Stored entries:
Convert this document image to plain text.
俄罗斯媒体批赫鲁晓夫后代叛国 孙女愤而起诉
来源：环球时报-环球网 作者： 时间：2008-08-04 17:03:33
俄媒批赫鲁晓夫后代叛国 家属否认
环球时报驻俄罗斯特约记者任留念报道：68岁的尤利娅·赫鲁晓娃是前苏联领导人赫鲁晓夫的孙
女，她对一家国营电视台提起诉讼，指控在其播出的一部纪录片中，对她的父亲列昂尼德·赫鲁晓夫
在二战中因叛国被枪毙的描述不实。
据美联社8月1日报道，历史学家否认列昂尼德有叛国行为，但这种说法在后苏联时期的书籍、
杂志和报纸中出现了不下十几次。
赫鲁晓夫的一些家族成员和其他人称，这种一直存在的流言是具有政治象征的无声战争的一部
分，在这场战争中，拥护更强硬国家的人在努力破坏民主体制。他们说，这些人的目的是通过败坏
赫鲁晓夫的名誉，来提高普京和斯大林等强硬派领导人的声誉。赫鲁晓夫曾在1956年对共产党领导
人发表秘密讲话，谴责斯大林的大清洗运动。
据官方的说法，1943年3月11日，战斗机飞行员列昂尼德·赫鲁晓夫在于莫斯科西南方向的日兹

Task goal: Print the listing above in full, exactly as it is.

Completed exercise:
Convert this document image to plain text.
俄罗斯媒体批赫鲁晓夫后代叛国 孙女愤而起诉
来源：环球时报-环球网 作者： 时间：2008-08-04 17:03:33
俄媒批赫鲁晓夫后代叛国 家属否认
环球时报驻俄罗斯特约记者任留念报道：68岁的尤利娅·赫鲁晓娃是前苏联领导人赫鲁晓夫的孙
女，她对一家国营电视台提起诉讼，指控在其播出的一部纪录片中，对她的父亲列昂尼德·赫鲁晓夫
在二战中因叛国被枪毙的描述不实。
据美联社8月1日报道，历史学家否认列昂尼德有叛国行为，但这种说法在后苏联时期的书籍、
杂志和报纸中出现了不下十几次。
赫鲁晓夫的一些家族成员和其他人称，这种一直存在的流言是具有政治象征的无声战争的一部
分，在这场战争中，拥护更强硬国家的人在努力破坏民主体制。他们说，这些人的目的是通过败坏
赫鲁晓夫的名誉，来提高普京和斯大林等强硬派领导人的声誉。赫鲁晓夫曾在1956年对共产党领导
人发表秘密讲话，谴责斯大林的大清洗运动。
据官方的说法，1943年3月11日，战斗机飞行员列昂尼德·赫鲁晓夫在于莫斯科西南方向的日兹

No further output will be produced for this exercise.